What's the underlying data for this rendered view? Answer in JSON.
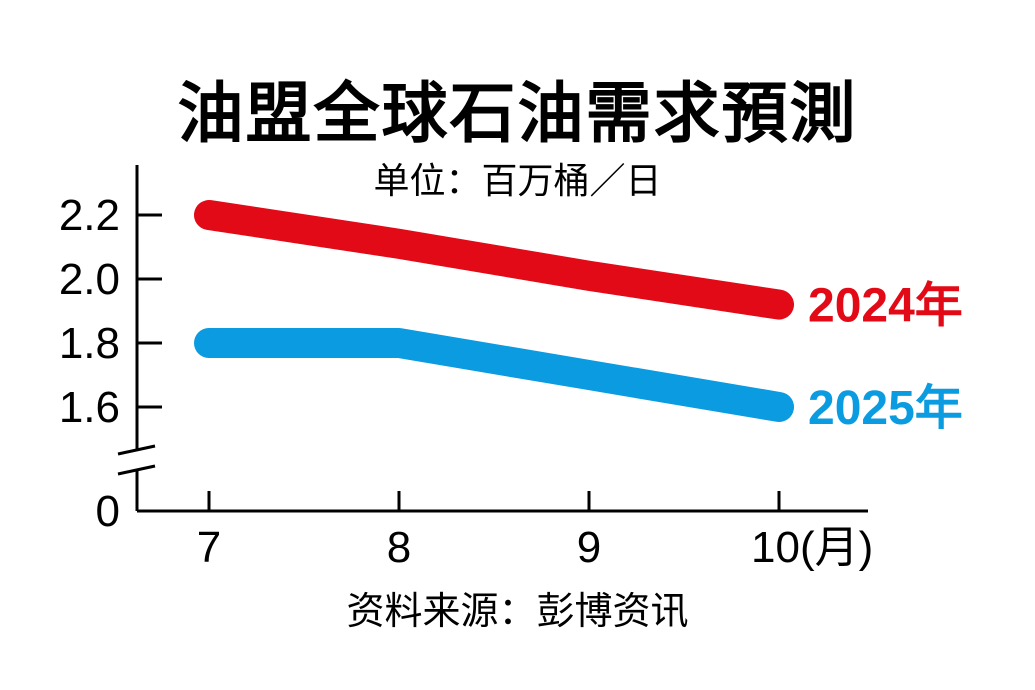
{
  "title": "油盟全球石油需求預測",
  "unit": "单位：百万桶／日",
  "source": "资料来源：彭博资讯",
  "chart_data": {
    "type": "line",
    "title": "油盟全球石油需求預測",
    "subtitle": "单位：百万桶／日",
    "xlabel": "(月)",
    "ylabel": "",
    "categories": [
      "7",
      "8",
      "9",
      "10"
    ],
    "x_tick_labels": [
      "7",
      "8",
      "9",
      "10(月)"
    ],
    "y_tick_labels": [
      "0",
      "1.6",
      "1.8",
      "2.0",
      "2.2"
    ],
    "ylim": [
      0,
      2.3
    ],
    "y_axis_break": "between 0 and 1.6",
    "grid": false,
    "legend_position": "right, inline labels at line ends",
    "series": [
      {
        "name": "2024年",
        "color": "#E20A17",
        "values": [
          2.2,
          2.11,
          2.01,
          1.92
        ]
      },
      {
        "name": "2025年",
        "color": "#0A9BE0",
        "values": [
          1.8,
          1.8,
          1.7,
          1.6
        ]
      }
    ],
    "annotation": "资料来源：彭博资讯"
  }
}
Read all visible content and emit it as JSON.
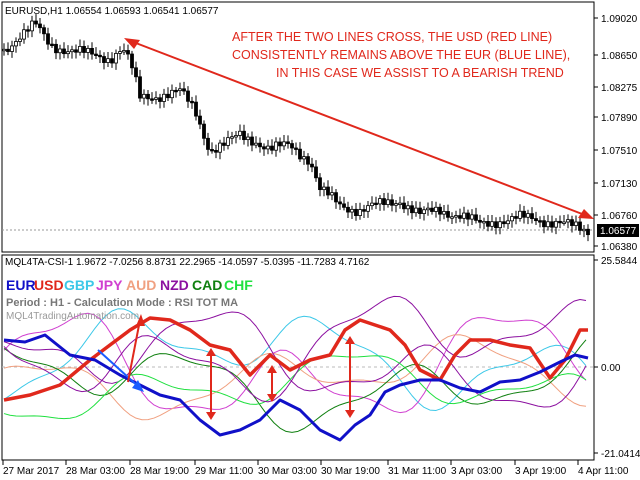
{
  "top_panel": {
    "header": "EURUSD,H1  1.06554 1.06593 1.06541 1.06577",
    "annotation_lines": [
      "AFTER THE TWO LINES CROSS, THE USD (RED LINE)",
      "CONSISTENTLY REMAINS ABOVE THE EUR (BLUE LINE),",
      "IN THIS CASE WE ASSIST TO A BEARISH TREND"
    ],
    "price_labels": [
      "1.09020",
      "1.08650",
      "1.08275",
      "1.07890",
      "1.07510",
      "1.07130",
      "1.06760",
      "1.06380"
    ],
    "current_price": "1.06577"
  },
  "bottom_panel": {
    "header": "MQL4TA-CSI-1 1.9672 -7.0256 8.8731 22.2965 -14.0597 -5.0395 -11.7283 4.7162",
    "currencies": [
      {
        "label": "EUR",
        "color": "#1010c8"
      },
      {
        "label": "USD",
        "color": "#e0281c"
      },
      {
        "label": "GBP",
        "color": "#3cc8e8"
      },
      {
        "label": "JPY",
        "color": "#d040d0"
      },
      {
        "label": "AUD",
        "color": "#f0a080"
      },
      {
        "label": "NZD",
        "color": "#8c10a0"
      },
      {
        "label": "CAD",
        "color": "#108010"
      },
      {
        "label": "CHF",
        "color": "#20e040"
      }
    ],
    "period_text": "Period : H1 - Calculation Mode : RSI TOT MA",
    "watermark": "MQL4TradingAutomation.com",
    "scale_labels": {
      "top": "25.5844",
      "mid": "0.00",
      "bottom": "-21.0414"
    }
  },
  "time_axis": [
    "27 Mar 2017",
    "28 Mar 03:00",
    "28 Mar 19:00",
    "29 Mar 11:00",
    "30 Mar 03:00",
    "30 Mar 19:00",
    "31 Mar 11:00",
    "3 Apr 03:00",
    "3 Apr 19:00",
    "4 Apr 11:00"
  ]
}
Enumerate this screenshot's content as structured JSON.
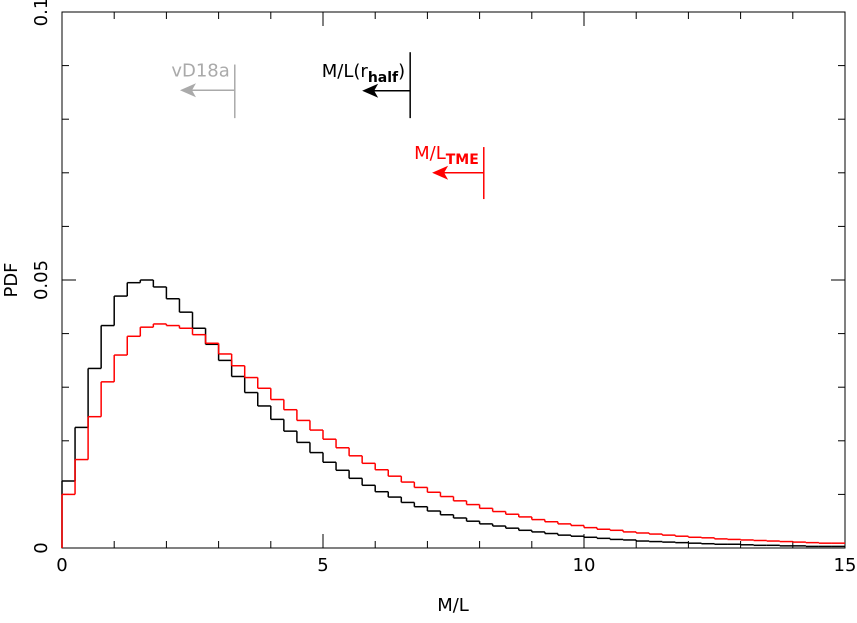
{
  "chart_data": {
    "type": "histogram",
    "xlabel": "M/L",
    "ylabel": "PDF",
    "bins": [
      0,
      0.25,
      0.5,
      0.75,
      1,
      1.25,
      1.5,
      1.75,
      2,
      2.25,
      2.5,
      2.75,
      3,
      3.25,
      3.5,
      3.75,
      4,
      4.25,
      4.5,
      4.75,
      5,
      5.25,
      5.5,
      5.75,
      6,
      6.25,
      6.5,
      6.75,
      7,
      7.25,
      7.5,
      7.75,
      8,
      8.25,
      8.5,
      8.75,
      9,
      9.25,
      9.5,
      9.75,
      10,
      10.25,
      10.5,
      10.75,
      11,
      11.25,
      11.5,
      11.75,
      12,
      12.25,
      12.5,
      12.75,
      13,
      13.25,
      13.5,
      13.75,
      14,
      14.25,
      14.5,
      14.75,
      15
    ],
    "series": [
      {
        "color": "#000000",
        "values": [
          0.0125,
          0.0225,
          0.0335,
          0.0415,
          0.047,
          0.0495,
          0.05,
          0.0487,
          0.0465,
          0.044,
          0.041,
          0.038,
          0.035,
          0.032,
          0.029,
          0.0265,
          0.024,
          0.0218,
          0.0197,
          0.0178,
          0.016,
          0.0145,
          0.013,
          0.0117,
          0.0105,
          0.0095,
          0.0085,
          0.0077,
          0.0069,
          0.0062,
          0.0056,
          0.005,
          0.0045,
          0.0041,
          0.0037,
          0.0033,
          0.003,
          0.0027,
          0.0024,
          0.0022,
          0.002,
          0.0018,
          0.0016,
          0.0015,
          0.0013,
          0.0012,
          0.0011,
          0.001,
          0.0009,
          0.0008,
          0.0007,
          0.0007,
          0.0006,
          0.0005,
          0.0005,
          0.0004,
          0.0004,
          0.0003,
          0.0003,
          0.0003
        ]
      },
      {
        "color": "#ff0000",
        "values": [
          0.01,
          0.0165,
          0.0245,
          0.031,
          0.036,
          0.0395,
          0.0412,
          0.0418,
          0.0415,
          0.041,
          0.0398,
          0.0382,
          0.0362,
          0.034,
          0.0318,
          0.0298,
          0.0277,
          0.0258,
          0.0238,
          0.022,
          0.0203,
          0.0187,
          0.0172,
          0.0158,
          0.0146,
          0.0134,
          0.0123,
          0.0113,
          0.0104,
          0.0096,
          0.0088,
          0.0081,
          0.0074,
          0.0068,
          0.0063,
          0.0058,
          0.0053,
          0.0049,
          0.0045,
          0.0042,
          0.0038,
          0.0035,
          0.0033,
          0.003,
          0.0028,
          0.0026,
          0.0024,
          0.0022,
          0.002,
          0.0019,
          0.0017,
          0.0016,
          0.0015,
          0.0014,
          0.0013,
          0.0012,
          0.0011,
          0.001,
          0.0009,
          0.0009
        ]
      }
    ],
    "xlim": [
      0,
      15
    ],
    "xticks": [
      0,
      5,
      10,
      15
    ],
    "xminorticks": [
      1,
      2,
      3,
      4,
      6,
      7,
      8,
      9,
      11,
      12,
      13,
      14
    ],
    "ylim": [
      0,
      0.1
    ],
    "yticks": [
      0,
      0.05,
      0.1
    ],
    "yminorticks": [
      0.01,
      0.02,
      0.03,
      0.04,
      0.06,
      0.07,
      0.08,
      0.09
    ],
    "annotations": [
      {
        "text": "vD18a",
        "color": "#aaaaaa",
        "x": 3.31,
        "y_range": [
          0.0802,
          0.0902
        ],
        "arrow_to": 2.26,
        "arrow_y": 0.0854
      },
      {
        "text": "M/L(r",
        "sub": "half",
        "after": ")",
        "color": "#000000",
        "x": 6.67,
        "y_range": [
          0.0802,
          0.0925
        ],
        "arrow_to": 5.75,
        "arrow_y": 0.0853
      },
      {
        "text": "M/L",
        "sub": "TME",
        "color": "#ff0000",
        "x": 8.08,
        "y_range": [
          0.0651,
          0.0748
        ],
        "arrow_to": 7.09,
        "arrow_y": 0.07
      }
    ]
  }
}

- The exercise: Every record is to be reproduced exactly, with no pictures included.

- Solution:
What's the underlying data for this rendered view? Answer in JSON.
{
  "title": "油盟全球石油需求預測",
  "unit": "单位：百万桶／日",
  "source": "资料来源：彭博资讯",
  "chart_data": {
    "type": "line",
    "title": "油盟全球石油需求預測",
    "subtitle": "单位：百万桶／日",
    "xlabel": "(月)",
    "ylabel": "",
    "categories": [
      "7",
      "8",
      "9",
      "10"
    ],
    "x_tick_labels": [
      "7",
      "8",
      "9",
      "10(月)"
    ],
    "y_tick_labels": [
      "0",
      "1.6",
      "1.8",
      "2.0",
      "2.2"
    ],
    "ylim": [
      0,
      2.3
    ],
    "y_axis_break": "between 0 and 1.6",
    "grid": false,
    "legend_position": "right, inline labels at line ends",
    "series": [
      {
        "name": "2024年",
        "color": "#E20A17",
        "values": [
          2.2,
          2.11,
          2.01,
          1.92
        ]
      },
      {
        "name": "2025年",
        "color": "#0A9BE0",
        "values": [
          1.8,
          1.8,
          1.7,
          1.6
        ]
      }
    ],
    "annotation": "资料来源：彭博资讯"
  }
}
Read all visible content and emit it as JSON.
{
  "top_panel": {
    "header": "EURUSD,H1  1.06554 1.06593 1.06541 1.06577",
    "annotation_lines": [
      "AFTER THE TWO LINES CROSS, THE USD (RED LINE)",
      "CONSISTENTLY REMAINS ABOVE THE EUR (BLUE LINE),",
      "IN THIS CASE WE ASSIST TO A BEARISH TREND"
    ],
    "price_labels": [
      "1.09020",
      "1.08650",
      "1.08275",
      "1.07890",
      "1.07510",
      "1.07130",
      "1.06760",
      "1.06380"
    ],
    "current_price": "1.06577"
  },
  "bottom_panel": {
    "header": "MQL4TA-CSI-1 1.9672 -7.0256 8.8731 22.2965 -14.0597 -5.0395 -11.7283 4.7162",
    "currencies": [
      {
        "label": "EUR",
        "color": "#1010c8"
      },
      {
        "label": "USD",
        "color": "#e0281c"
      },
      {
        "label": "GBP",
        "color": "#3cc8e8"
      },
      {
        "label": "JPY",
        "color": "#d040d0"
      },
      {
        "label": "AUD",
        "color": "#f0a080"
      },
      {
        "label": "NZD",
        "color": "#8c10a0"
      },
      {
        "label": "CAD",
        "color": "#108010"
      },
      {
        "label": "CHF",
        "color": "#20e040"
      }
    ],
    "period_text": "Period : H1 - Calculation Mode : RSI TOT MA",
    "watermark": "MQL4TradingAutomation.com",
    "scale_labels": {
      "top": "25.5844",
      "mid": "0.00",
      "bottom": "-21.0414"
    }
  },
  "time_axis": [
    "27 Mar 2017",
    "28 Mar 03:00",
    "28 Mar 19:00",
    "29 Mar 11:00",
    "30 Mar 03:00",
    "30 Mar 19:00",
    "31 Mar 11:00",
    "3 Apr 03:00",
    "3 Apr 19:00",
    "4 Apr 11:00"
  ]
}
Enumerate this screenshot's content as structured JSON.
{
  "chart_data": {
    "type": "histogram",
    "xlabel": "M/L",
    "ylabel": "PDF",
    "bins": [
      0,
      0.25,
      0.5,
      0.75,
      1,
      1.25,
      1.5,
      1.75,
      2,
      2.25,
      2.5,
      2.75,
      3,
      3.25,
      3.5,
      3.75,
      4,
      4.25,
      4.5,
      4.75,
      5,
      5.25,
      5.5,
      5.75,
      6,
      6.25,
      6.5,
      6.75,
      7,
      7.25,
      7.5,
      7.75,
      8,
      8.25,
      8.5,
      8.75,
      9,
      9.25,
      9.5,
      9.75,
      10,
      10.25,
      10.5,
      10.75,
      11,
      11.25,
      11.5,
      11.75,
      12,
      12.25,
      12.5,
      12.75,
      13,
      13.25,
      13.5,
      13.75,
      14,
      14.25,
      14.5,
      14.75,
      15
    ],
    "series": [
      {
        "color": "#000000",
        "values": [
          0.0125,
          0.0225,
          0.0335,
          0.0415,
          0.047,
          0.0495,
          0.05,
          0.0487,
          0.0465,
          0.044,
          0.041,
          0.038,
          0.035,
          0.032,
          0.029,
          0.0265,
          0.024,
          0.0218,
          0.0197,
          0.0178,
          0.016,
          0.0145,
          0.013,
          0.0117,
          0.0105,
          0.0095,
          0.0085,
          0.0077,
          0.0069,
          0.0062,
          0.0056,
          0.005,
          0.0045,
          0.0041,
          0.0037,
          0.0033,
          0.003,
          0.0027,
          0.0024,
          0.0022,
          0.002,
          0.0018,
          0.0016,
          0.0015,
          0.0013,
          0.0012,
          0.0011,
          0.001,
          0.0009,
          0.0008,
          0.0007,
          0.0007,
          0.0006,
          0.0005,
          0.0005,
          0.0004,
          0.0004,
          0.0003,
          0.0003,
          0.0003
        ]
      },
      {
        "color": "#ff0000",
        "values": [
          0.01,
          0.0165,
          0.0245,
          0.031,
          0.036,
          0.0395,
          0.0412,
          0.0418,
          0.0415,
          0.041,
          0.0398,
          0.0382,
          0.0362,
          0.034,
          0.0318,
          0.0298,
          0.0277,
          0.0258,
          0.0238,
          0.022,
          0.0203,
          0.0187,
          0.0172,
          0.0158,
          0.0146,
          0.0134,
          0.0123,
          0.0113,
          0.0104,
          0.0096,
          0.0088,
          0.0081,
          0.0074,
          0.0068,
          0.0063,
          0.0058,
          0.0053,
          0.0049,
          0.0045,
          0.0042,
          0.0038,
          0.0035,
          0.0033,
          0.003,
          0.0028,
          0.0026,
          0.0024,
          0.0022,
          0.002,
          0.0019,
          0.0017,
          0.0016,
          0.0015,
          0.0014,
          0.0013,
          0.0012,
          0.0011,
          0.001,
          0.0009,
          0.0009
        ]
      }
    ],
    "xlim": [
      0,
      15
    ],
    "xticks": [
      0,
      5,
      10,
      15
    ],
    "xminorticks": [
      1,
      2,
      3,
      4,
      6,
      7,
      8,
      9,
      11,
      12,
      13,
      14
    ],
    "ylim": [
      0,
      0.1
    ],
    "yticks": [
      0,
      0.05,
      0.1
    ],
    "yminorticks": [
      0.01,
      0.02,
      0.03,
      0.04,
      0.06,
      0.07,
      0.08,
      0.09
    ],
    "annotations": [
      {
        "text": "vD18a",
        "color": "#aaaaaa",
        "x": 3.31,
        "y_range": [
          0.0802,
          0.0902
        ],
        "arrow_to": 2.26,
        "arrow_y": 0.0854
      },
      {
        "text": "M/L(r",
        "sub": "half",
        "after": ")",
        "color": "#000000",
        "x": 6.67,
        "y_range": [
          0.0802,
          0.0925
        ],
        "arrow_to": 5.75,
        "arrow_y": 0.0853
      },
      {
        "text": "M/L",
        "sub": "TME",
        "color": "#ff0000",
        "x": 8.08,
        "y_range": [
          0.0651,
          0.0748
        ],
        "arrow_to": 7.09,
        "arrow_y": 0.07
      }
    ]
  }
}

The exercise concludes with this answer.